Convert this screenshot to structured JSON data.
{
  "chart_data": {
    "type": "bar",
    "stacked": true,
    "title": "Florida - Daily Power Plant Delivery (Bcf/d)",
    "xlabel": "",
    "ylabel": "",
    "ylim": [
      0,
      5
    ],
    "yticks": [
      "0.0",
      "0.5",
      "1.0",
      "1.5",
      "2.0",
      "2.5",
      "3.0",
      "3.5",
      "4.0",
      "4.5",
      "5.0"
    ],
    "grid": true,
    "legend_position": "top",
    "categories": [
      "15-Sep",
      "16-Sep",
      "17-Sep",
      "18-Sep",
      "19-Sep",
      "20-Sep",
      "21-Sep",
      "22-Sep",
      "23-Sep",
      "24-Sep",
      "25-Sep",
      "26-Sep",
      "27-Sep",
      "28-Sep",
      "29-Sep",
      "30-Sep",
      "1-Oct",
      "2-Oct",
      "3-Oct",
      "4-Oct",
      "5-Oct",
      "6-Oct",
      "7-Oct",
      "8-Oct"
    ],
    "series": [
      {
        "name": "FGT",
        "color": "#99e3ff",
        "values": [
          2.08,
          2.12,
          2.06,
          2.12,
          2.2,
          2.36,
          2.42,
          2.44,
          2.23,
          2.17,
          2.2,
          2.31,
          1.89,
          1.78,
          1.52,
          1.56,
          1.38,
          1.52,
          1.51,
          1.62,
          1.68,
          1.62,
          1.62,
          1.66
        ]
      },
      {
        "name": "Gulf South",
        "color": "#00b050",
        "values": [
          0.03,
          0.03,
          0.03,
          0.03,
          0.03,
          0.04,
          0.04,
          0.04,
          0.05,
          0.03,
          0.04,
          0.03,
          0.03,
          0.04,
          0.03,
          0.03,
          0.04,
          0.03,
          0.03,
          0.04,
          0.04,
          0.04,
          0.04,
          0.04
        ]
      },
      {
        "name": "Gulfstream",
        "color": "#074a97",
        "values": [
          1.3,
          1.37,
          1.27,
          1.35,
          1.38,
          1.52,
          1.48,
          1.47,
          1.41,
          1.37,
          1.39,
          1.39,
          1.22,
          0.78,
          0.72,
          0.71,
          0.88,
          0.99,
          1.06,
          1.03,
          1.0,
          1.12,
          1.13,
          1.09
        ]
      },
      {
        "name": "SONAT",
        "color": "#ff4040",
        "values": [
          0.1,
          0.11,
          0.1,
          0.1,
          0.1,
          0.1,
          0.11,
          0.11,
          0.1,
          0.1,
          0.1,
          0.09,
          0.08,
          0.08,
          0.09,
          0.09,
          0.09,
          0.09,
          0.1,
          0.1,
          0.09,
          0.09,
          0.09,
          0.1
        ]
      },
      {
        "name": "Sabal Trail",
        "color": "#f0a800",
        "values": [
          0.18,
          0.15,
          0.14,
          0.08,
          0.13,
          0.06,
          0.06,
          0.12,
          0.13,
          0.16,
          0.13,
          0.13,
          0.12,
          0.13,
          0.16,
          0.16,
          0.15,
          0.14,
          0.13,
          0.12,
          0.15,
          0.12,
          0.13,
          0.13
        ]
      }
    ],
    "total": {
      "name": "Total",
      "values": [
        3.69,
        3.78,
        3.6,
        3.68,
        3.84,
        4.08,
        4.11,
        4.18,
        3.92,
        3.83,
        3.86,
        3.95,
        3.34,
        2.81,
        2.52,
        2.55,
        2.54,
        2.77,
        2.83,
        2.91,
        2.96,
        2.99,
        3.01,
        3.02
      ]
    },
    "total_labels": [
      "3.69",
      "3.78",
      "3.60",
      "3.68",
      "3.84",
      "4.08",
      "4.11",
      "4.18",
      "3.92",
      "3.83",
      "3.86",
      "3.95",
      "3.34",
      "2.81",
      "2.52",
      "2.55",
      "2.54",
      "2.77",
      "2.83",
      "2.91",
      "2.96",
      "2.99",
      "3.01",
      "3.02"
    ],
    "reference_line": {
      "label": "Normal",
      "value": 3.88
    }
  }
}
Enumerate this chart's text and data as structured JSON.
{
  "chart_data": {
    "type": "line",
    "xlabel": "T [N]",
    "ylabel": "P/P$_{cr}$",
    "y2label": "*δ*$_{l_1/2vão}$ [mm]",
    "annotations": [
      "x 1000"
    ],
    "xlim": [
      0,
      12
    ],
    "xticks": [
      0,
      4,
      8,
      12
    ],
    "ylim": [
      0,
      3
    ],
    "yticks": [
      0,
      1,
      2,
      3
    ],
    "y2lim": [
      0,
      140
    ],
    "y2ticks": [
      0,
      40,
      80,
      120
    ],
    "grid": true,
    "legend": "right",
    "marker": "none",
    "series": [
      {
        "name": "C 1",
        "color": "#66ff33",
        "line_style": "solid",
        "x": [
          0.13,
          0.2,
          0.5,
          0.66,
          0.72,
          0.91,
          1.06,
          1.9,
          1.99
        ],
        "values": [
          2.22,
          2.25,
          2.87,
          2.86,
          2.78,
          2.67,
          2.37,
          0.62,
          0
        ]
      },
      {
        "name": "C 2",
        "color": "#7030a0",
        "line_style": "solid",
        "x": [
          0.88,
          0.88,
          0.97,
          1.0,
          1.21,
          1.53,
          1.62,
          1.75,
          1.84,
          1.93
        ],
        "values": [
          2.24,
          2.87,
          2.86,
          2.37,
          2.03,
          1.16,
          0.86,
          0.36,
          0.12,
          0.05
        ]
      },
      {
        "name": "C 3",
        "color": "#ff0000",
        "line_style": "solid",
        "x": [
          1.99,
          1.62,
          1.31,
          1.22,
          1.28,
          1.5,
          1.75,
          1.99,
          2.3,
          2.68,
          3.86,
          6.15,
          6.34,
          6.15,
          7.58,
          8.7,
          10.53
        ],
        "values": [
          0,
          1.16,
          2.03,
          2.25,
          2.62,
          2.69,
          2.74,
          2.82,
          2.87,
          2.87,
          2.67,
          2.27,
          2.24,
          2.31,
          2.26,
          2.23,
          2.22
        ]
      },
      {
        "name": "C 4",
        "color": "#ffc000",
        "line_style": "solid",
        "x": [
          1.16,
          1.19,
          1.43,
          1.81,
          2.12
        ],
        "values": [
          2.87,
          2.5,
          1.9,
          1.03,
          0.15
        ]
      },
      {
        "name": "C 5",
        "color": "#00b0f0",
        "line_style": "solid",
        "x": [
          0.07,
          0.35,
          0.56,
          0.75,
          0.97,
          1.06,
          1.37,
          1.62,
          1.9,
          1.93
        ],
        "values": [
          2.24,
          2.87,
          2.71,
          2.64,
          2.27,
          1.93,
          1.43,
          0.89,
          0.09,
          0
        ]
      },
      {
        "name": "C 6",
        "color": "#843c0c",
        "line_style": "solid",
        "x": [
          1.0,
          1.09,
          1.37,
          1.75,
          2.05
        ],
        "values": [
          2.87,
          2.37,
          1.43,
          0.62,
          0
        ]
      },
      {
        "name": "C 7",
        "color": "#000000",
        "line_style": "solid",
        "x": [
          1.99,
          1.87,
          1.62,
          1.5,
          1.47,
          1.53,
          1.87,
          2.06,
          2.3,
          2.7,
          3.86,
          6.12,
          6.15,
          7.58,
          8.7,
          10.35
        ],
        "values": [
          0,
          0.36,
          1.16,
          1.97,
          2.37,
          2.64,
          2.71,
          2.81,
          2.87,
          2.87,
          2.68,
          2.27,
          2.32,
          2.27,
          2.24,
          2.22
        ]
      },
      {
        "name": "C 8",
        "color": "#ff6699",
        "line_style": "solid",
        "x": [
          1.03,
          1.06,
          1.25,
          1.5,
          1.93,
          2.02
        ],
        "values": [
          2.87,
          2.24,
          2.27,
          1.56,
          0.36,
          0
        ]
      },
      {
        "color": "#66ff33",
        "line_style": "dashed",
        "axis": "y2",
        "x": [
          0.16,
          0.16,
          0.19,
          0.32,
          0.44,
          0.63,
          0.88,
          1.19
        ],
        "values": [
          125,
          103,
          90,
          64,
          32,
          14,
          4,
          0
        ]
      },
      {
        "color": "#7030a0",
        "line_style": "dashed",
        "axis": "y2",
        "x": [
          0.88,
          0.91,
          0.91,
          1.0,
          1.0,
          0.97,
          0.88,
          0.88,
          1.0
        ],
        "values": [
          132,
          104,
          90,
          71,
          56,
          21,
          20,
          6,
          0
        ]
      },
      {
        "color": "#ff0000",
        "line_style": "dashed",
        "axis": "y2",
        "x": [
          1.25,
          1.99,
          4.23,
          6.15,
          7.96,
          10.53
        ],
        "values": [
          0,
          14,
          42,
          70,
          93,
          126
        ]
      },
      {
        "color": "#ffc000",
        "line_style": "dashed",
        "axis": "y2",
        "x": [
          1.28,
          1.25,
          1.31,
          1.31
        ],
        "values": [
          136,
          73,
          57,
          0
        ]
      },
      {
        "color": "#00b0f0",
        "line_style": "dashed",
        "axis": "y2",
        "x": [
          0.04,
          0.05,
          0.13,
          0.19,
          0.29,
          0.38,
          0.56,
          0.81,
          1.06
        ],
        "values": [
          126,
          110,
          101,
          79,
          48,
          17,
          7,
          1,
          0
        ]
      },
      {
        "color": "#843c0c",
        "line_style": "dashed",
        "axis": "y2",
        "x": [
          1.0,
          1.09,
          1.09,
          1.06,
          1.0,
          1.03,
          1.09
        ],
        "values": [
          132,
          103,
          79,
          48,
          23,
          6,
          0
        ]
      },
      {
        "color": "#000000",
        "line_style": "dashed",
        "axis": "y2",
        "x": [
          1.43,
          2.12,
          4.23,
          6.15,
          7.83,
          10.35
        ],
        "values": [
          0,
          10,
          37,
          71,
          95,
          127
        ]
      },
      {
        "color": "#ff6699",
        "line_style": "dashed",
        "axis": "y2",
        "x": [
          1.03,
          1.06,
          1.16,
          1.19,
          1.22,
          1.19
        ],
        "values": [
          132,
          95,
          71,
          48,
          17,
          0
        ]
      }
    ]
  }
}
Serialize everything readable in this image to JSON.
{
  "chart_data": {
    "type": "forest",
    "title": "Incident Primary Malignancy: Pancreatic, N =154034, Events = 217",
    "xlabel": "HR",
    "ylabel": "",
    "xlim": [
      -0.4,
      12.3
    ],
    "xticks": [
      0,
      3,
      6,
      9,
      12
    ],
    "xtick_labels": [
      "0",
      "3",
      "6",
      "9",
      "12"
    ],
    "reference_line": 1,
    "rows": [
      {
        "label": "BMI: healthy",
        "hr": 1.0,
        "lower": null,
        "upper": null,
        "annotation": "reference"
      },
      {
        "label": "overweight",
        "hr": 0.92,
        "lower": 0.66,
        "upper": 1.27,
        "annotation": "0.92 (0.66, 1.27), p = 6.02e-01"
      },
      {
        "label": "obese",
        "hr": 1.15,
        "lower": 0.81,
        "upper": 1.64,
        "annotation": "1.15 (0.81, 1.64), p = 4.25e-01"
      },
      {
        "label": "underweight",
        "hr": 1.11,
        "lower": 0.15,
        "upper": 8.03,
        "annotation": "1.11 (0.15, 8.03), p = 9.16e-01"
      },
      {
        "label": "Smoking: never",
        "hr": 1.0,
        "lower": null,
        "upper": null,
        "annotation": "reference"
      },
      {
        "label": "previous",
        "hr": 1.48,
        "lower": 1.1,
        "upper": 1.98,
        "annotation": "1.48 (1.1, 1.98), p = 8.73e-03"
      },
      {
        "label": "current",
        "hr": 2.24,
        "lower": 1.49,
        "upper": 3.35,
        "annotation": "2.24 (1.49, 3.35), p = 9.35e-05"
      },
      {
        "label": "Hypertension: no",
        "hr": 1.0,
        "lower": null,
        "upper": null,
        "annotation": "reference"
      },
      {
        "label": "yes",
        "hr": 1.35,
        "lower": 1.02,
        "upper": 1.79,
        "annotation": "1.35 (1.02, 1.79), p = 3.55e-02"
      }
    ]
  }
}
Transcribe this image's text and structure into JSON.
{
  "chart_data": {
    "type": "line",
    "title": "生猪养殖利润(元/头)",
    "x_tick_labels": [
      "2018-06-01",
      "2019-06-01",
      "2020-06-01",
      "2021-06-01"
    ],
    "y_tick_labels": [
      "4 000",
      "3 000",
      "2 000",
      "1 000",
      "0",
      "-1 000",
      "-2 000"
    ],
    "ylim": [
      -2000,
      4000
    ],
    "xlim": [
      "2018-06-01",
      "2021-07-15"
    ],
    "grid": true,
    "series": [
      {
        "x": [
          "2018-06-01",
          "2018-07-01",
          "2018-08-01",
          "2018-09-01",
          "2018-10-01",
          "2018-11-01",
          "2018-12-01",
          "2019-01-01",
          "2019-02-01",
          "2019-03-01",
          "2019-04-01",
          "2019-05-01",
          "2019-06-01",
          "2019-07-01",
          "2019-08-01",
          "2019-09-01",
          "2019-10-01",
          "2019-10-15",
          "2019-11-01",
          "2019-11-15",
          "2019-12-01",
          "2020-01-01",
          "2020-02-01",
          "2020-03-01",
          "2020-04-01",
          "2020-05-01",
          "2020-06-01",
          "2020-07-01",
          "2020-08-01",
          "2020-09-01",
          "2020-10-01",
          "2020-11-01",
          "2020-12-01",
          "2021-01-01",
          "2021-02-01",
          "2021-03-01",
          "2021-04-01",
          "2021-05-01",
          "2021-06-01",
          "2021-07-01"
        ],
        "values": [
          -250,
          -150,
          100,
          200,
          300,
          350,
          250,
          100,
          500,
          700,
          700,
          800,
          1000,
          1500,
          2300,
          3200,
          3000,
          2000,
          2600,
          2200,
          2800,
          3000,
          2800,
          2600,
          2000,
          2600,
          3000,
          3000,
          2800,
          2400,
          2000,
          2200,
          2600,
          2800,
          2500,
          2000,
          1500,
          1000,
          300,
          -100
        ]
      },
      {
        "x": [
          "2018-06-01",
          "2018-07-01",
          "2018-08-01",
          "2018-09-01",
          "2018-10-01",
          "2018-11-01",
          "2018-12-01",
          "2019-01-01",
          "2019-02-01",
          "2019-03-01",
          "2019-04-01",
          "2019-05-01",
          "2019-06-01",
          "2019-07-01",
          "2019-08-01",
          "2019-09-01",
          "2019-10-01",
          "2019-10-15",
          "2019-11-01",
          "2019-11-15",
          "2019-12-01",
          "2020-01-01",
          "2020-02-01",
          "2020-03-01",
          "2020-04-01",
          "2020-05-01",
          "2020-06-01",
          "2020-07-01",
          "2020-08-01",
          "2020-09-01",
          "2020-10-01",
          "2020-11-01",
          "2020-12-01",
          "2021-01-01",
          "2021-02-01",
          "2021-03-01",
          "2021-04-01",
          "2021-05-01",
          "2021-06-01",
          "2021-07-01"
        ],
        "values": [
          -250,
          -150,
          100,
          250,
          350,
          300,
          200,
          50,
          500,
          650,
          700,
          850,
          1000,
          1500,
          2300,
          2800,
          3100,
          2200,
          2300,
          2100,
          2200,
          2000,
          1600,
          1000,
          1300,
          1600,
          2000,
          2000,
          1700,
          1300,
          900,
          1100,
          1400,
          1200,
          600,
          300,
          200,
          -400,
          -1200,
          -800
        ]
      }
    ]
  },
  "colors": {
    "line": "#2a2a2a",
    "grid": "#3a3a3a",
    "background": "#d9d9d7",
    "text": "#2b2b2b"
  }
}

━━━━━━━━

▶ To be done
Identify each line in the entries with the word "upper" and copy it.

▶ Exercise answer
        "upper": null,
        "upper": 1.27,
        "upper": 1.64,
        "upper": 8.03,
        "upper": null,
        "upper": 1.98,
        "upper": 3.35,
        "upper": null,
        "upper": 1.79,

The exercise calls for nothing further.